• [WHAT IS REQUIRED]:
Look at each line below and tally those holding "Email"; answer with that figure and nothing else.
※ ※ ※
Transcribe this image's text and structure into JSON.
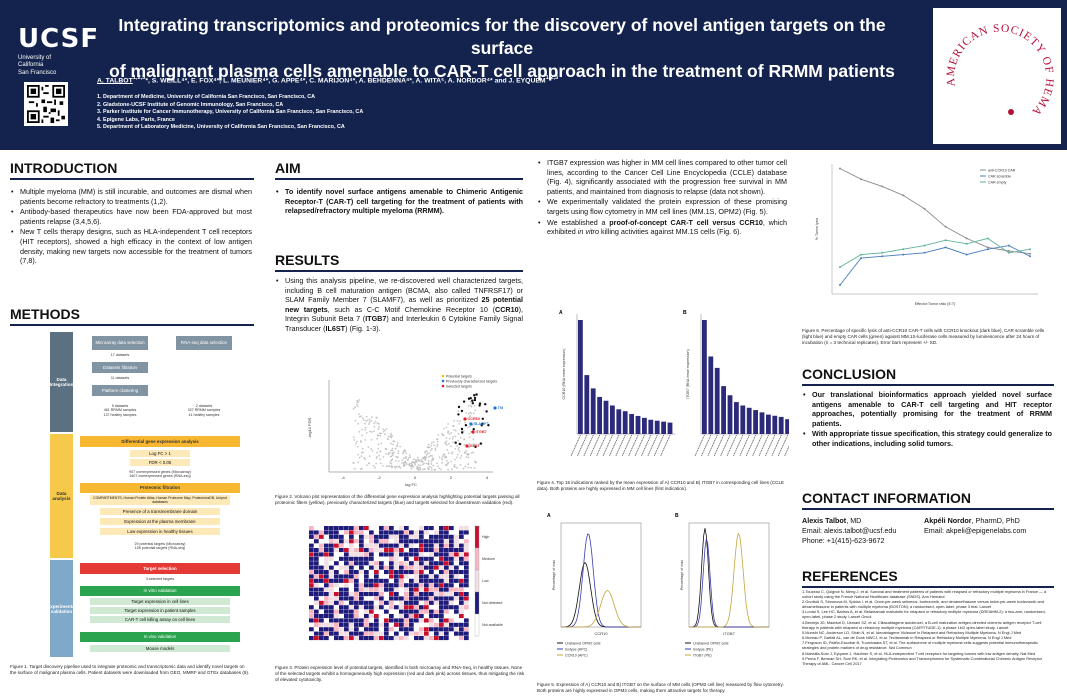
{
  "header": {
    "institution_logo": "UCSF",
    "institution_subtitle_line1": "University of California",
    "institution_subtitle_line2": "San Francisco",
    "title_line1": "Integrating transcriptomics and proteomics for the discovery of novel antigen targets on the surface",
    "title_line2": "of malignant plasma cells amenable to CAR-T cell approach in the treatment of RRMM patients",
    "first_author": "A. TALBOT",
    "first_author_sup": "1,2,3",
    "other_authors": "*, S. WEILL⁴*, E. FOX⁴*, L. MEUNIER⁴*, G. APPE⁴*, C. MARIJON⁴*, A. BEHDENNA⁴*, A. WITA⁵, A. NORDOR⁴* and J. EYQUEM",
    "last_sup": "1,2,3",
    "affiliations": [
      "1. Department of Medicine, University of California San Francisco, San Francisco, CA",
      "2. Gladstone-UCSF Institute of Genomic Immunology, San Francisco, CA",
      "3. Parker Institute for Cancer Immunotherapy, University of California San Francisco, San Francisco, CA",
      "4. Epigene Labs, Paris, France",
      "5. Department of Laboratory Medicine, University of California San Francisco, San Francisco, CA"
    ],
    "society_logo": "AMERICAN SOCIETY OF HEMATOLOGY"
  },
  "intro": {
    "heading": "INTRODUCTION",
    "bullets": [
      "Multiple myeloma (MM) is still incurable, and outcomes are dismal when patients become refractory to treatments (1,2).",
      "Antibody-based therapeutics have now been FDA-approved but most patients relapse (3,4,5,6).",
      "New T cells therapy designs, such as HLA-independent T cell receptors (HIT receptors), showed a high efficacy in the context of low antigen density, making new targets now accessible for the treatment of tumors (7,8)."
    ]
  },
  "methods": {
    "heading": "METHODS",
    "bands": [
      "Data Integration",
      "Data analysis",
      "Experimental validation"
    ],
    "microarray_box": "Microarray data selection",
    "rnaseq_box": "RNA-seq data selection",
    "n17": "17 datasets",
    "dataset_filtration": "Datasets filtration",
    "n11": "11 datasets",
    "platform_clustering": "Platform clustering",
    "micro_counts": "9 datasets\n461 RRMM samples\n137 healthy samples",
    "rna_counts": "2 datasets\n327 RRMM samples\n41 healthy samples",
    "dge": "Differential gene expression analysis",
    "logfc": "Log FC > 1",
    "fdr": "FDR < 0.05",
    "overexpressed": "907 overexpressed genes (Microarray)\n1607 overexpressed genes (RNA-seq)",
    "proteomic": "Proteomic filtration",
    "compartments": "COMPARTMENTS, Human Protein Atlas, Human Proteome Map, ProteomicsDB, Uniprot databases",
    "transmembrane": "Presence of a transmembrane domain",
    "membrane_expr": "Expression at the plasma membrane",
    "low_healthy": "Low expression in healthy tissues",
    "potential_targets": "29 potential targets (Microarray)\n106 potential targets (RNA-seq)",
    "target_selection": "Target selection",
    "n3": "3 selected targets",
    "in_vitro": "In vitro validation",
    "cell_lines": "Target expression in cell lines",
    "patient_samples": "Target expression in patient samples",
    "cart_kill": "CAR-T cell killing assay on cell lines",
    "in_vivo": "In vivo validation",
    "mouse_models": "Mouse models",
    "caption": "Figure 1. Target discovery pipeline used to integrate proteomic and transcriptomic data and identify novel targets on the surface of malignant plasma cells. Patient datasets were downloaded from GEO, MMRF and GTEx databases (9)."
  },
  "aim": {
    "heading": "AIM",
    "text": "To identify novel surface antigens amenable to Chimeric Antigenic Receptor-T (CAR-T) cell targeting for the treatment of patients with relapsed/refractory multiple myeloma (RRMM)."
  },
  "results": {
    "heading": "RESULTS",
    "para_a": "Using this analysis pipeline, we re-discovered well characterized targets, including B cell maturation antigen (BCMA, also called TNFRSF17) or SLAM Family Member 7 (SLAMF7), as well as prioritized ",
    "para_b": "25 potential new targets",
    "para_c": ", such as C-C Motif Chemokine Receptor 10 (",
    "ccr10": "CCR10",
    "para_d": "), Integrin Subunit Beta 7 (",
    "itgb7": "ITGB7",
    "para_e": ") and Interleukin 6 Cytokine Family Signal Transducer (",
    "il6st": "IL6ST",
    "para_f": ") (Fig. 1-3).",
    "fig2_caption": "Figure 2. Volcano plot representation of the differential gene expression analysis highlighting potential targets passing all proteomic filters (yellow), previously characterized targets (blue) and targets selected for downstream validation (red).",
    "fig3_caption": "Figure 3. Protein expression level of potential targets, identified in both microarray and RNA-Seq, in healthy tissues. None of the selected targets exhibit a homogeneously high expression (red and dark pink) across tissues, thus mitigating the risk of elevated cytotoxicity."
  },
  "volcano": {
    "legend": [
      "Potential targets",
      "Previously characterized targets",
      "Selected targets"
    ],
    "labels": [
      "TNFRSF17",
      "SLAMF7",
      "ITGB7",
      "CCR10",
      "IL6ST"
    ],
    "xlabel": "log FC",
    "ylabel": "-log10 FDR",
    "xticks": [
      "-4",
      "-2",
      "0",
      "2",
      "4"
    ],
    "colors": {
      "potential": "#f5c518",
      "previous": "#1f78d1",
      "selected": "#e0202a",
      "background": "#b9b9b9"
    }
  },
  "heatmap": {
    "legend": [
      "High",
      "Medium",
      "Low",
      "Not detected",
      "Not available"
    ],
    "colors": {
      "high": "#c8102e",
      "medium": "#f7b6c2",
      "low": "#f1dfe4",
      "not_detected": "#1f1b7a",
      "not_available": "#ffffff"
    }
  },
  "col3": {
    "bullets": [
      "ITGB7 expression was higher in MM cell lines compared to other tumor cell lines, according to the Cancer Cell Line Encyclopedia (CCLE) database (Fig. 4), significantly associated with the progression free survival in MM patients, and maintained from diagnosis to relapse (data not shown).",
      "We experimentally validated the protein expression of these promising targets using flow cytometry in MM cell lines (MM.1S, OPM2) (Fig. 5)."
    ],
    "b3_a": "We established a ",
    "b3_b": "proof-of-concept CAR-T cell versus CCR10",
    "b3_c": ", which exhibited ",
    "b3_d": "in vitro",
    "b3_e": " killing activities against MM.1S cells (Fig. 6).",
    "fig4_caption": "Figure 4. Top 15 indications ranked by the mean expression of A) CCR10 and B) ITGB7 in corresponding cell lines (CCLE data). Both proteins are highly expressed in MM cell lines (first indication).",
    "fig5_caption": "Figure 5. Expression of A) CCR10 and B) ITGB7 on the surface of MM cells (OPM2 cell line) measured by flow cytometry. Both proteins are highly expressed in OPM2 cells, making them attractive targets for therapy.",
    "fig4_a_label": "A",
    "fig4_b_label": "B",
    "fig4_a_ylabel": "CCR10 (RNA mean expression)",
    "fig4_b_ylabel": "ITGB7 (RNA mean expression)",
    "fig5_a_label": "A",
    "fig5_b_label": "B",
    "fig5_a_xlabel": "CCR10",
    "fig5_b_xlabel": "ITGB7",
    "fig5_legend_a": [
      "Unstained OPM2 cells",
      "Isotype (APC)",
      "CCR10 (APC)"
    ],
    "fig5_legend_b": [
      "Unstained OPM2 cells",
      "Isotype (PE)",
      "ITGB7 (PE)"
    ],
    "fig5_ylabel": "Percentage of max"
  },
  "col4": {
    "fig6_caption": "Figure 6. Percentage of specific lysis of anti-CCR10 CAR-T cells with CCR10 knockout (dark blue), CAR scramble cells (light blue) and empty CAR cells (green) against MM.1S-luciferase cells measured by luminescence after 24 hours of incubation (n = 3 technical replicates). Error bars represent +/- SD.",
    "fig6_legend": [
      "anti-CCR10 CAR",
      "CAR scramble",
      "CAR empty"
    ],
    "fig6_xlabel": "Effector:Tumor ratio (E:T)",
    "fig6_ylabel": "% Tumor lysis",
    "conclusion_heading": "CONCLUSION",
    "conclusion": [
      "Our translational bioinformatics approach yielded novel surface antigens amenable to CAR-T cell targeting and HIT receptor approaches, potentially promising for the treatment of RRMM patients.",
      "With appropriate tissue specification, this strategy could generalize to other indications, including solid tumors."
    ],
    "contact_heading": "CONTACT INFORMATION",
    "contact1_name": "Alexis Talbot",
    "contact1_deg": ", MD",
    "contact1_email": "Email: alexis.talbot@ucsf.edu",
    "contact1_phone": "Phone: +1(415)-623-9672",
    "contact2_name": "Akpéli Nordor",
    "contact2_deg": ", PharmD, PhD",
    "contact2_email": "Email: akpeli@epigenelabs.com",
    "references_heading": "REFERENCES",
    "references": [
      "1.Touzeau C, Quignot N, Meng J, et al. Survival and treatment patterns of patients with relapsed or refractory multiple myeloma in France — a cohort study using the French National Healthcare database (SNDS). Ann Hematol",
      "2.Gnoticki S, Simonova M, Spicka I, et al. Once-per-week selinexor, bortezomib, and dexamethasone versus twice-per-week bortezomib and dexamethasone in patients with multiple myeloma (BOSTON): a randomised, open-label, phase 3 trial. Lancet",
      "3.Lonial S, Lee HC, Badros A, et al. Belantamab mafodotin for relapsed or refractory multiple myeloma (DREAMM-2): a two-arm, randomised, open-label, phase 2 study. Lancet Oncol",
      "4.Berdeja JG, Madduri D, Usmani SZ, et al. Ciltacabtagene autoleucel, a B-cell maturation antigen-directed chimeric antigen receptor T-cell therapy in patients with relapsed or refractory multiple myeloma (CARTITUDE-1): a phase 1b/2 open-label study. Lancet",
      "5.Munshi NC, Anderson LD, Shah N, et al. Idecabtagene Vicleucel in Relapsed and Refractory Multiple Myeloma. N Engl J Med",
      "6.Moreau P, Garfall AL, van de Donk NWCJ, et al. Teclistamab in Relapsed or Refractory Multiple Myeloma. N Engl J Med",
      "7.Ferguson ID, Patiño-Escobar B, Tuomivaara ST, et al. The surfaceome of multiple myeloma cells suggests potential immunotherapeutic strategies and protein markers of drug resistance. Nat Commun",
      "8.Mansilla-Soto J, Eyquem J, Haubner S, et al. HLA-independent T cell receptors for targeting tumors with low antigen density. Nat Med",
      "9.Perna F, Berman SH, Soni RK, et al. Integrating Proteomics and Transcriptomics for Systematic Combinatorial Chimeric Antigen Receptor Therapy of AML. Cancer Cell 2017"
    ]
  }
}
※ ※ ※
• [YOUR SOLUTION]:
2